Collect each line containing "right".

[BEGIN Supplied data]

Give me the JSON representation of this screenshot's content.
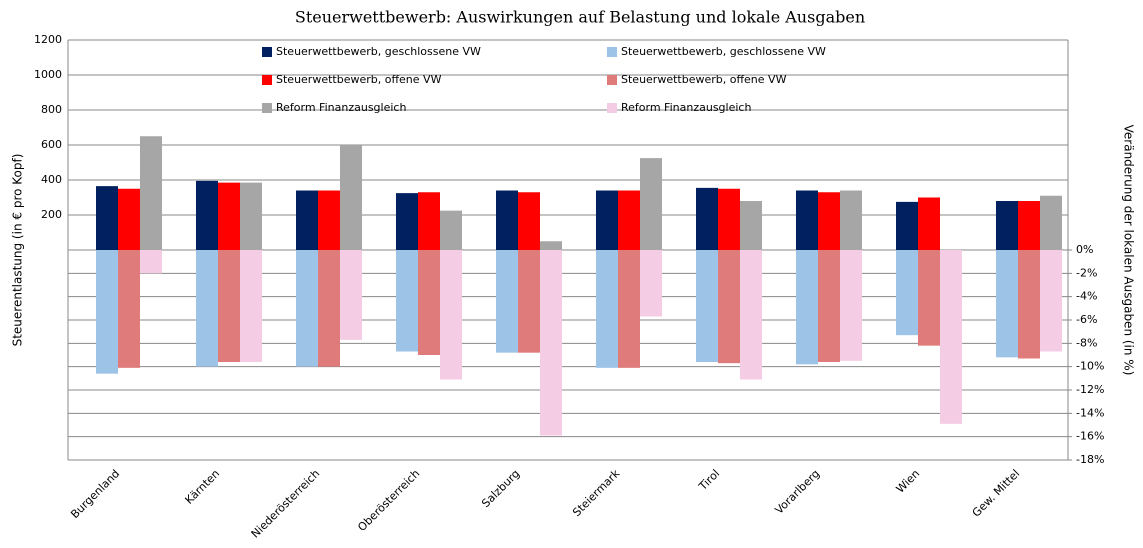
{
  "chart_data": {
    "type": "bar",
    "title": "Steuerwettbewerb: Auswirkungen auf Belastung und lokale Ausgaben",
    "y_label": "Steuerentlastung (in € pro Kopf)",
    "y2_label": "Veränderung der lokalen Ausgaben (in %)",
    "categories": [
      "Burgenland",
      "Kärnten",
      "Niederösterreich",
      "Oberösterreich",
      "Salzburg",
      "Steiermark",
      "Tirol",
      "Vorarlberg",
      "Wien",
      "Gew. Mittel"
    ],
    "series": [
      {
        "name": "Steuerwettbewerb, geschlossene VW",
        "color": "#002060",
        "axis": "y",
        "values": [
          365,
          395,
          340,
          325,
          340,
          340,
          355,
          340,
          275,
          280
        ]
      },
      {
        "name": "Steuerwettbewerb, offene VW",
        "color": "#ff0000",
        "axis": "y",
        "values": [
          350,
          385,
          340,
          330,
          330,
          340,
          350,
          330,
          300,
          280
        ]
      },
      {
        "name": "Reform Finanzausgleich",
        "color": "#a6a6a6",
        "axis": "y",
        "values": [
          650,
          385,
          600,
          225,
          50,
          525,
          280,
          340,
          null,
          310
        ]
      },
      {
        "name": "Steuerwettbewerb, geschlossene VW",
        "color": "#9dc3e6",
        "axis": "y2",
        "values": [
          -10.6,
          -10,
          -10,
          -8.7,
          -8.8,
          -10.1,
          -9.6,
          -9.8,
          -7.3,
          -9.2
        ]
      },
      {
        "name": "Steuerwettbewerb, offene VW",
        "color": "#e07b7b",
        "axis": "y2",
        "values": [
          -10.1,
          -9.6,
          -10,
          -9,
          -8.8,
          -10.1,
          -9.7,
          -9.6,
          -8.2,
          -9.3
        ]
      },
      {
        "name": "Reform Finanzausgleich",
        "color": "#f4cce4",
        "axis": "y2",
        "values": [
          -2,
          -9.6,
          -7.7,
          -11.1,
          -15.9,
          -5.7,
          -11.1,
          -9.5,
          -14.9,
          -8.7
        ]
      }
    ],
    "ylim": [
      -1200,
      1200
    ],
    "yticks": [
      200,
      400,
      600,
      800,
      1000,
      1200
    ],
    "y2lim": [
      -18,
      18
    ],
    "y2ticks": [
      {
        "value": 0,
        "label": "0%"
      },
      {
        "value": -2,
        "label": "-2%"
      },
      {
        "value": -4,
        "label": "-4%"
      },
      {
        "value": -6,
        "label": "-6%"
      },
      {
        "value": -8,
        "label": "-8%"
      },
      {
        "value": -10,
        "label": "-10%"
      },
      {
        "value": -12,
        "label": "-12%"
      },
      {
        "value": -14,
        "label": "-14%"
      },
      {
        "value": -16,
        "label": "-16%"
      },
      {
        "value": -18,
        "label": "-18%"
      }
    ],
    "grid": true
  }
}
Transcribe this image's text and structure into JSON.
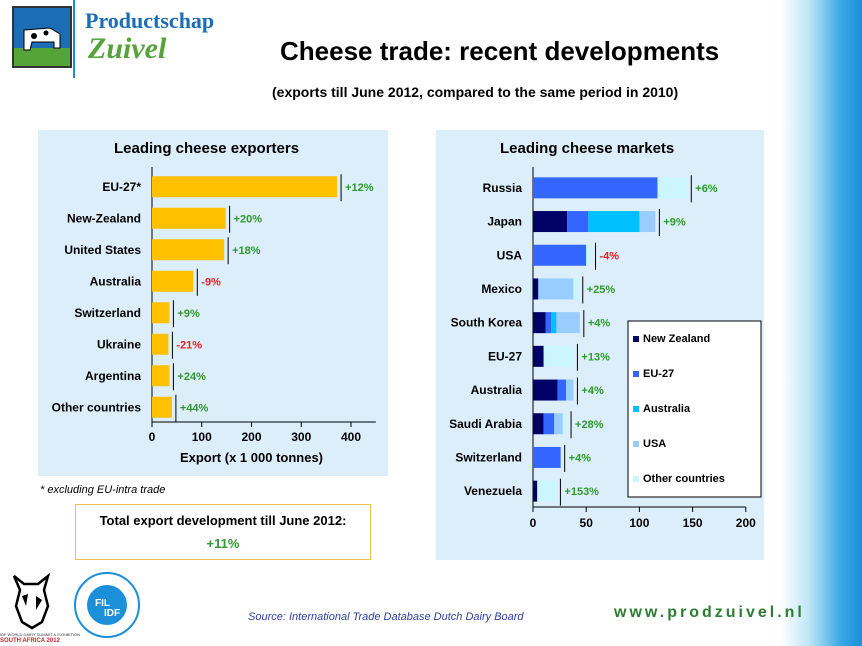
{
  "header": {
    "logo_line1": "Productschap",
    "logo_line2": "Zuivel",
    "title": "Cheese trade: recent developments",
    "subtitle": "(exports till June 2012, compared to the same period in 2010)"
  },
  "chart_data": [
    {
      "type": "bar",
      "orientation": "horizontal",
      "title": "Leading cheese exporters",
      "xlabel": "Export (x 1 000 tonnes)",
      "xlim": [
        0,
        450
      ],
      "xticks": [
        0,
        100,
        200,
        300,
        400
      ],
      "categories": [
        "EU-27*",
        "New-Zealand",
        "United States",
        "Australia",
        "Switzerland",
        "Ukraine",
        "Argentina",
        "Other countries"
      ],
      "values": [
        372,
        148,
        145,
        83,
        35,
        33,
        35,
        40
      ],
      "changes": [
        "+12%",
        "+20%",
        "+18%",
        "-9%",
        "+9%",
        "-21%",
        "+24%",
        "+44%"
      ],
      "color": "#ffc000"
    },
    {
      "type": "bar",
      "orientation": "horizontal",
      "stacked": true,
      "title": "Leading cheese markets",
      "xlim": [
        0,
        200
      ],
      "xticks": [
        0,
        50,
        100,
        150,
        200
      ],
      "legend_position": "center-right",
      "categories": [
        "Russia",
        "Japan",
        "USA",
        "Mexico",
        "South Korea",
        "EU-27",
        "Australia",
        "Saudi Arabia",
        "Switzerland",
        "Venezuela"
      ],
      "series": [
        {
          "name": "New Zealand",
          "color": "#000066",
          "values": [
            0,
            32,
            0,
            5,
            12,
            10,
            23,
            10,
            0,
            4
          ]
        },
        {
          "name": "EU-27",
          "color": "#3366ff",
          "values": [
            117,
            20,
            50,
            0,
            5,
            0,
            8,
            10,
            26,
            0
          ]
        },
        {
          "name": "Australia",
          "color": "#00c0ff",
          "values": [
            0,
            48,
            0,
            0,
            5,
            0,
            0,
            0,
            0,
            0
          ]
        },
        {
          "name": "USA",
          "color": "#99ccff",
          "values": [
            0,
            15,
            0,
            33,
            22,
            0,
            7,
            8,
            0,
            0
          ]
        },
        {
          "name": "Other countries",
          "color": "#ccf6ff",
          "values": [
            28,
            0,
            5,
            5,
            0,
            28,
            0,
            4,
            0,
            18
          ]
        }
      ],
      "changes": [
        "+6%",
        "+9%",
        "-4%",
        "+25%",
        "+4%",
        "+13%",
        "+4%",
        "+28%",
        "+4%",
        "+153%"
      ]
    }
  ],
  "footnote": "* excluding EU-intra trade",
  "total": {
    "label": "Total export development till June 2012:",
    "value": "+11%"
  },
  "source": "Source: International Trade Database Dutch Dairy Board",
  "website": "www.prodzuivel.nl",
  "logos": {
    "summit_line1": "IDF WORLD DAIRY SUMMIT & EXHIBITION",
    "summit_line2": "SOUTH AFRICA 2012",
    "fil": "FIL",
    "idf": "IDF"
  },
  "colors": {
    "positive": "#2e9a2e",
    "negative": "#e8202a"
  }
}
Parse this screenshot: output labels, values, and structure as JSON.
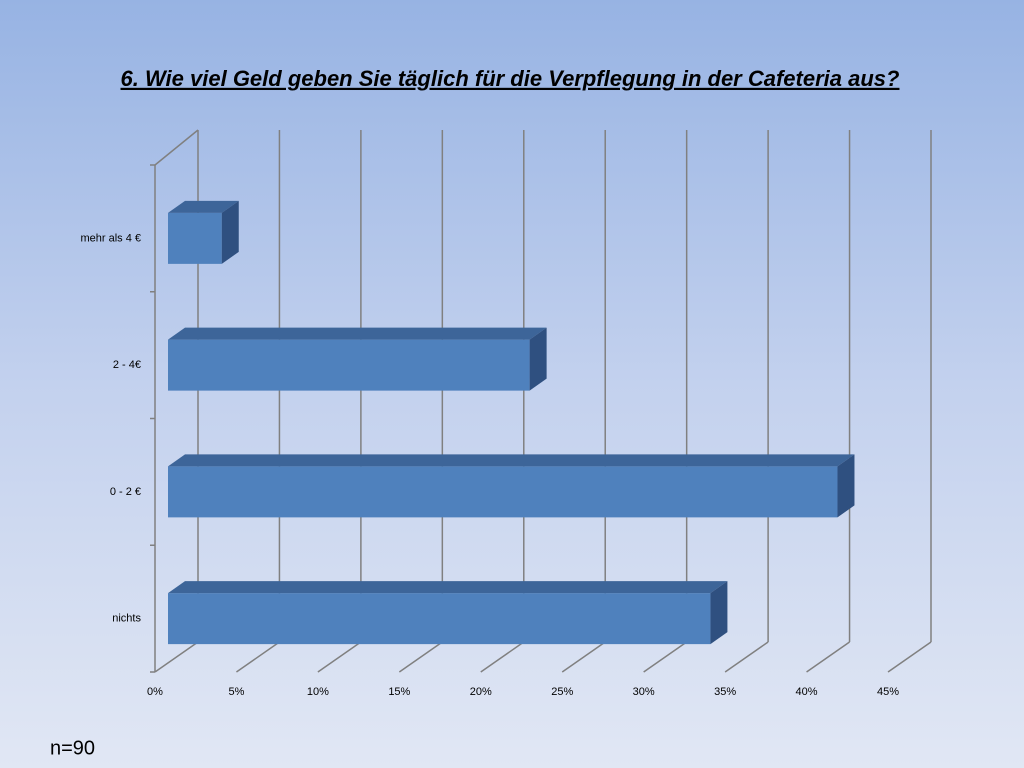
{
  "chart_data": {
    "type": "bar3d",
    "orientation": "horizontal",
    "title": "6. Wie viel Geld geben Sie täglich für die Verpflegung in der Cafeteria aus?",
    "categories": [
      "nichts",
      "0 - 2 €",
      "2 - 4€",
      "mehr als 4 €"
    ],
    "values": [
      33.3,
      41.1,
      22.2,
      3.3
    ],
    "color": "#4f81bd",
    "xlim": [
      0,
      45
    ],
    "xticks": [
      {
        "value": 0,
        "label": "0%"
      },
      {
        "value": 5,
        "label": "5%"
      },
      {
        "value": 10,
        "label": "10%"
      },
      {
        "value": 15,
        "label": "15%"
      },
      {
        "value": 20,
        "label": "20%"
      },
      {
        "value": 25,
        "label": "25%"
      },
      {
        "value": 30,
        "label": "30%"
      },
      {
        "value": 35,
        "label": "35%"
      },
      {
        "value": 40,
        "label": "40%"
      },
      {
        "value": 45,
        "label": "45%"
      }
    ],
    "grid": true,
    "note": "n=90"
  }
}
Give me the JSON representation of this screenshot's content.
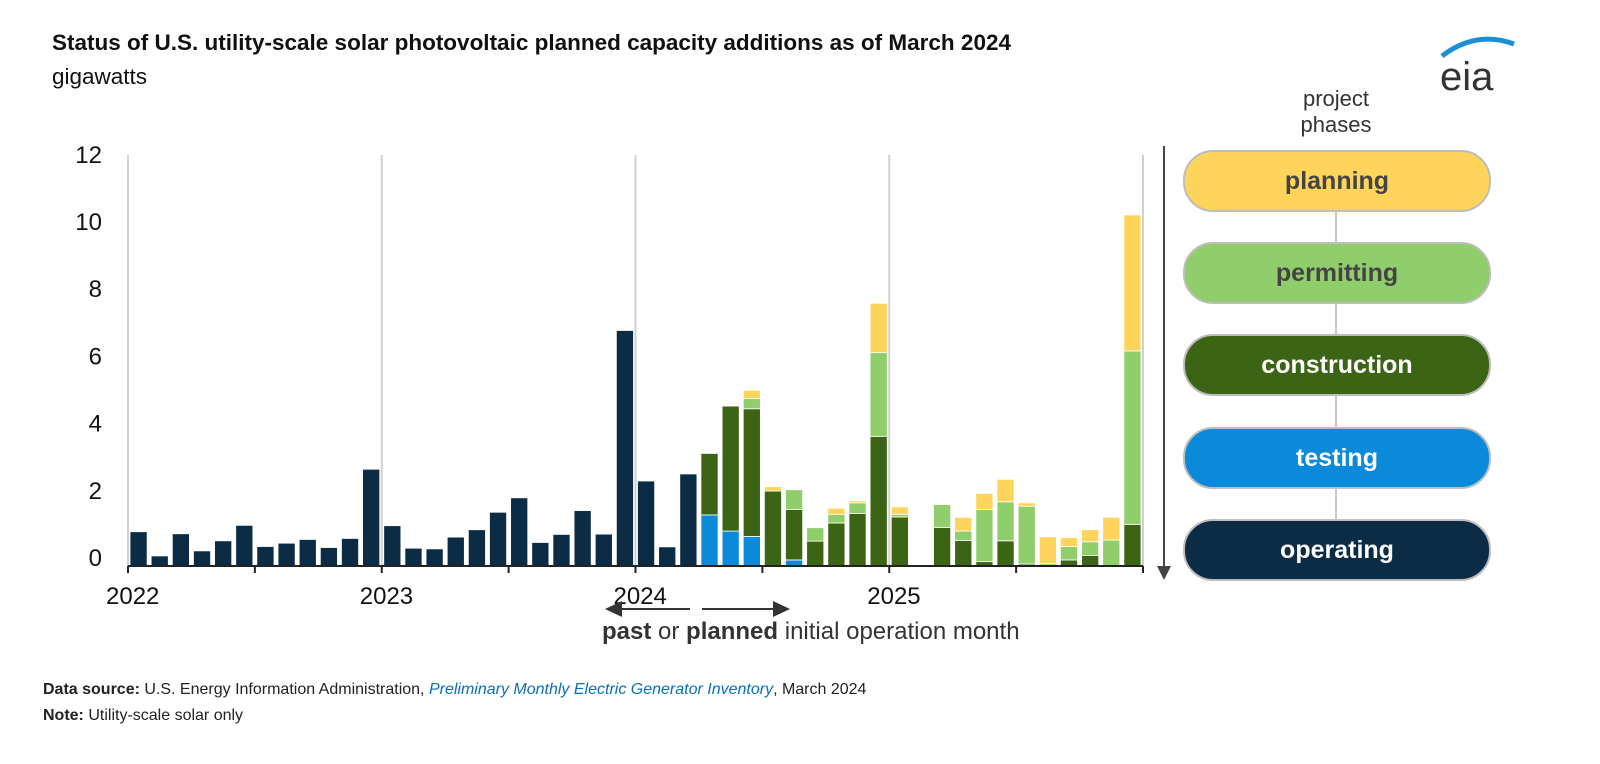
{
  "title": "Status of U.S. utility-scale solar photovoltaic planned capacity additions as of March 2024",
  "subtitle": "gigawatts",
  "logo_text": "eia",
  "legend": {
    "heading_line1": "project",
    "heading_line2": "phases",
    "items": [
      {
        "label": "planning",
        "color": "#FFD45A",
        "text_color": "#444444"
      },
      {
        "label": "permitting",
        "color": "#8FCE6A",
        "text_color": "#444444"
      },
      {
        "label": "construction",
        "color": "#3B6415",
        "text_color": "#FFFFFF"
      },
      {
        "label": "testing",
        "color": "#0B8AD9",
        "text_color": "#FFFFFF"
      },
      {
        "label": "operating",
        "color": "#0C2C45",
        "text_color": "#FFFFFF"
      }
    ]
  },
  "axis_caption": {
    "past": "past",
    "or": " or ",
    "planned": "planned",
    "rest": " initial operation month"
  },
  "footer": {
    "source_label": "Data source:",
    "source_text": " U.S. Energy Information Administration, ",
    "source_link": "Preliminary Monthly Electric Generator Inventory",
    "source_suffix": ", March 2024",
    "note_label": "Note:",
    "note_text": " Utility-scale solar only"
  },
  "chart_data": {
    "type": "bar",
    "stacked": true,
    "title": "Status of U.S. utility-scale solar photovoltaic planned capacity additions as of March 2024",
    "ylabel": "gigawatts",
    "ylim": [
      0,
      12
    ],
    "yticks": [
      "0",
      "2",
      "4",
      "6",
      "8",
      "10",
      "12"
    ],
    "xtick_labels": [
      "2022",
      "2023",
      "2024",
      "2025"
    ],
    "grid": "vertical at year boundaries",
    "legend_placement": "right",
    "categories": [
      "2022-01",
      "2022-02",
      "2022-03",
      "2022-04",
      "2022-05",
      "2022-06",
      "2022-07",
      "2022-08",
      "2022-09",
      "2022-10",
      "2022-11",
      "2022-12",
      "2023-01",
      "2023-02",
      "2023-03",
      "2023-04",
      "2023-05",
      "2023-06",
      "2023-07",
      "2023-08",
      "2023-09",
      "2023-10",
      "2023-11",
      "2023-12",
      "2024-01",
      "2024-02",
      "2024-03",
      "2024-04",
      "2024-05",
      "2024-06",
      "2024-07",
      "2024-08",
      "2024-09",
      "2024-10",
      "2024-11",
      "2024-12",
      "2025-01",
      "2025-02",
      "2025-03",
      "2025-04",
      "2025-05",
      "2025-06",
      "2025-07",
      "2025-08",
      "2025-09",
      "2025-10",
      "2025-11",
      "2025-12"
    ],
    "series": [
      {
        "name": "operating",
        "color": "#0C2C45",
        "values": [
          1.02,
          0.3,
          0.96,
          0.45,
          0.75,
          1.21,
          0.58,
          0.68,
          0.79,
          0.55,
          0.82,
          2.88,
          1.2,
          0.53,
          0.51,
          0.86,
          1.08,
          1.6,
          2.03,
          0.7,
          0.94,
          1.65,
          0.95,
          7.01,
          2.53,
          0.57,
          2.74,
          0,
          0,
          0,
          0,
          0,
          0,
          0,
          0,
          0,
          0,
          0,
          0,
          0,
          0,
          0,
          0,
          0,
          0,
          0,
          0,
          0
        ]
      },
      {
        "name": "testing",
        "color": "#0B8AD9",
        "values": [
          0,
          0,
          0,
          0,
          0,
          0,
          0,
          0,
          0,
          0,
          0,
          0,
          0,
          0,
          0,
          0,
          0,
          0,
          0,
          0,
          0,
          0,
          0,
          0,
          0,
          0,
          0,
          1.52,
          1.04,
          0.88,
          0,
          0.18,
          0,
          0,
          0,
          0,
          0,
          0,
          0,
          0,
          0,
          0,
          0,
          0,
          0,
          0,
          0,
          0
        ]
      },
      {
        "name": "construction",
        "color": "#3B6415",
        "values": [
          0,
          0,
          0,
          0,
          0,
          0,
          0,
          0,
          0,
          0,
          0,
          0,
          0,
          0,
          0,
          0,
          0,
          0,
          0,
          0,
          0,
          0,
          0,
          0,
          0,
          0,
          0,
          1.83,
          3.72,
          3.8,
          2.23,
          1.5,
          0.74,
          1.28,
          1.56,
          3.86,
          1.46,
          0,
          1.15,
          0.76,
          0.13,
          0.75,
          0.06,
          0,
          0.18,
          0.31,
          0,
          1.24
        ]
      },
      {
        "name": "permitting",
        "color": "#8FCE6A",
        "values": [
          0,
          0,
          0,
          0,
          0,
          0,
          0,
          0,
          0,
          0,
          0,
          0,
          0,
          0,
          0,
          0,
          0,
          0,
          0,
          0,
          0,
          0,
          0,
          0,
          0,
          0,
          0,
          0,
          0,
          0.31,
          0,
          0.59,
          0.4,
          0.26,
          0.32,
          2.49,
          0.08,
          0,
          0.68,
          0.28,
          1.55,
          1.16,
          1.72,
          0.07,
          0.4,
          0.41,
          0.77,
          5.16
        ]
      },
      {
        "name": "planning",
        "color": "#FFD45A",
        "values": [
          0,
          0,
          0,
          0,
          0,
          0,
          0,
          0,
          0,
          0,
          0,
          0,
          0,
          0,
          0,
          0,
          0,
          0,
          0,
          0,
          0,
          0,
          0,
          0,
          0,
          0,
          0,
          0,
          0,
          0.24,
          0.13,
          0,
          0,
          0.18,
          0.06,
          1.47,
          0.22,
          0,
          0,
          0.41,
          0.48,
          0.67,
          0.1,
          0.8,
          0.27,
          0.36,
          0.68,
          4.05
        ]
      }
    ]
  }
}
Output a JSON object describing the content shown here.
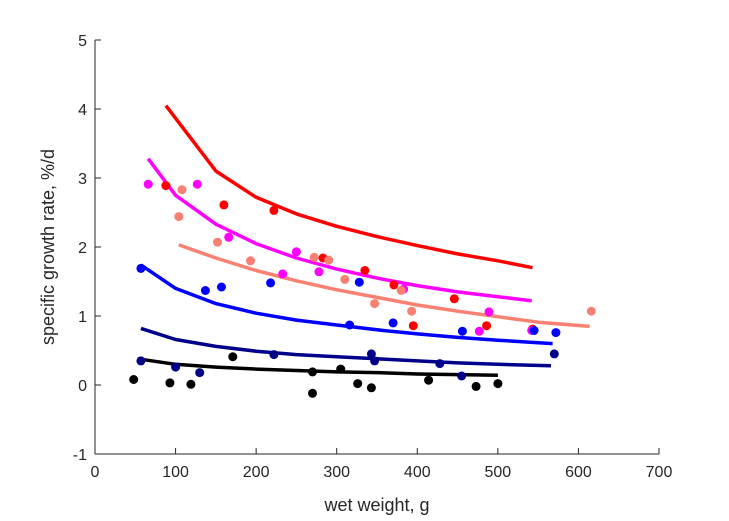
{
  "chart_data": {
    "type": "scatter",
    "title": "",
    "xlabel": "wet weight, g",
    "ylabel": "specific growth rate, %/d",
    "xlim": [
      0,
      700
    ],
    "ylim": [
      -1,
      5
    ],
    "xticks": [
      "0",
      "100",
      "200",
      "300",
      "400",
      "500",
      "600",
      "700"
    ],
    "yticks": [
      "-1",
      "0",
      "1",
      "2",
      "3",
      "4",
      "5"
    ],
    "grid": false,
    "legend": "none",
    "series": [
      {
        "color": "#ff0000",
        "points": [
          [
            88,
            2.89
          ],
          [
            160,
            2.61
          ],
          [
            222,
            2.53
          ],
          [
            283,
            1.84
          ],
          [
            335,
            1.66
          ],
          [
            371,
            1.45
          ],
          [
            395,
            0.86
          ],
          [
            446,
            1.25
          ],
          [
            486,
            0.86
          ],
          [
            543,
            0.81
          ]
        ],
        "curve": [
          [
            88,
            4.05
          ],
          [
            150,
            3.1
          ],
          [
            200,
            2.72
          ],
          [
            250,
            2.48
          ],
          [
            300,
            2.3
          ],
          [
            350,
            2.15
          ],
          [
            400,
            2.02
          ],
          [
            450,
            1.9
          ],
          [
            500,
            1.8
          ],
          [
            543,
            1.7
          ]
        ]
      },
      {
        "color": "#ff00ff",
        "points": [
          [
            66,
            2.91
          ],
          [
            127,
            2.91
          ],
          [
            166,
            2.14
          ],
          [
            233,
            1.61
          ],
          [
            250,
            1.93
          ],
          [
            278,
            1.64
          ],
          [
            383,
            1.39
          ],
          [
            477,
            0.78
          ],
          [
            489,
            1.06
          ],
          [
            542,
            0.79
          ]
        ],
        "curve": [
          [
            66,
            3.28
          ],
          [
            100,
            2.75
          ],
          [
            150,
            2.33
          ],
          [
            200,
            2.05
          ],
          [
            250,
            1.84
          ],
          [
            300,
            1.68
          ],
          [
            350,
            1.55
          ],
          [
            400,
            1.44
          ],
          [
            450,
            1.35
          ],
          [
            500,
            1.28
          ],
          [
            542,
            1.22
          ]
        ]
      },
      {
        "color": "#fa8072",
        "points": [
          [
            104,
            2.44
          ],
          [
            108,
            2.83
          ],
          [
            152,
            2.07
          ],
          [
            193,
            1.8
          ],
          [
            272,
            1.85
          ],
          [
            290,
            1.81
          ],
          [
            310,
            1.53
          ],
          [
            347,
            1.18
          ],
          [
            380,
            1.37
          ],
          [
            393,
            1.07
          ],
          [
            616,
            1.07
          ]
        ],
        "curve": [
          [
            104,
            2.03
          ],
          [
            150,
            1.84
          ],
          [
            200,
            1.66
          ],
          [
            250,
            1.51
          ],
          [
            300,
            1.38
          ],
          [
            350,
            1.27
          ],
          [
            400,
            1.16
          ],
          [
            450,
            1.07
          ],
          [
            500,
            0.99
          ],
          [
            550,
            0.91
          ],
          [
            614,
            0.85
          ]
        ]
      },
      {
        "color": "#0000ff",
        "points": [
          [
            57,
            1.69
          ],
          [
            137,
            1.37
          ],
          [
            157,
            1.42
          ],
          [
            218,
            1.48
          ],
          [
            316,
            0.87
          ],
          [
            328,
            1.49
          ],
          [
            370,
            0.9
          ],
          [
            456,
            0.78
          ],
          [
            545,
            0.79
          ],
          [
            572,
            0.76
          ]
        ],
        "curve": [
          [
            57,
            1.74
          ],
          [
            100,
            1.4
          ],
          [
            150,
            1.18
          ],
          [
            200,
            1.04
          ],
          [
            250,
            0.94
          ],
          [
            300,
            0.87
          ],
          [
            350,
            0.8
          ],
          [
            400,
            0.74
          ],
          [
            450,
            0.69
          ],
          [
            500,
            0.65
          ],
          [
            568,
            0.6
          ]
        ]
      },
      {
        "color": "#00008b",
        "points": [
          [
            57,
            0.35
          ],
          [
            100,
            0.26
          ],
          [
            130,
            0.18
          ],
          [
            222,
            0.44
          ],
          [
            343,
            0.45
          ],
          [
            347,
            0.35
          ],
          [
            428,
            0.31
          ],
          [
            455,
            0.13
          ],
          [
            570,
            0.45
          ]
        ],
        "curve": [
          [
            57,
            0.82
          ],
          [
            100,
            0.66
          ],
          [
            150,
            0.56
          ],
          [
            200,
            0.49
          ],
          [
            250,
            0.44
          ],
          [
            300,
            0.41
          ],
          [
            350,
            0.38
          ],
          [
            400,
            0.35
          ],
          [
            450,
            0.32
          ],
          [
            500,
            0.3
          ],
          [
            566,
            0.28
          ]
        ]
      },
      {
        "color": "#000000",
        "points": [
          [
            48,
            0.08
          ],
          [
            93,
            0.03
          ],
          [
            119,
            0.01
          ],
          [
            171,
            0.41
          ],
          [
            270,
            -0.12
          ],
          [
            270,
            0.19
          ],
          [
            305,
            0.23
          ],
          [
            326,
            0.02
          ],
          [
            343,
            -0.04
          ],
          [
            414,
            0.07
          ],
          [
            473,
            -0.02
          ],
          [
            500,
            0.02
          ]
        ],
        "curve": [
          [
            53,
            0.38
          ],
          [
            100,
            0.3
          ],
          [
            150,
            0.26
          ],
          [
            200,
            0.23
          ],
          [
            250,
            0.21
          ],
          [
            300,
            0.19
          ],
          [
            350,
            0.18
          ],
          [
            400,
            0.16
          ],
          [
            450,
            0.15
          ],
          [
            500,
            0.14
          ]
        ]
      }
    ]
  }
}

[END Supplied data]

• Result for this task:
      "legend_position": "center-right",
    "legend_placement": "right",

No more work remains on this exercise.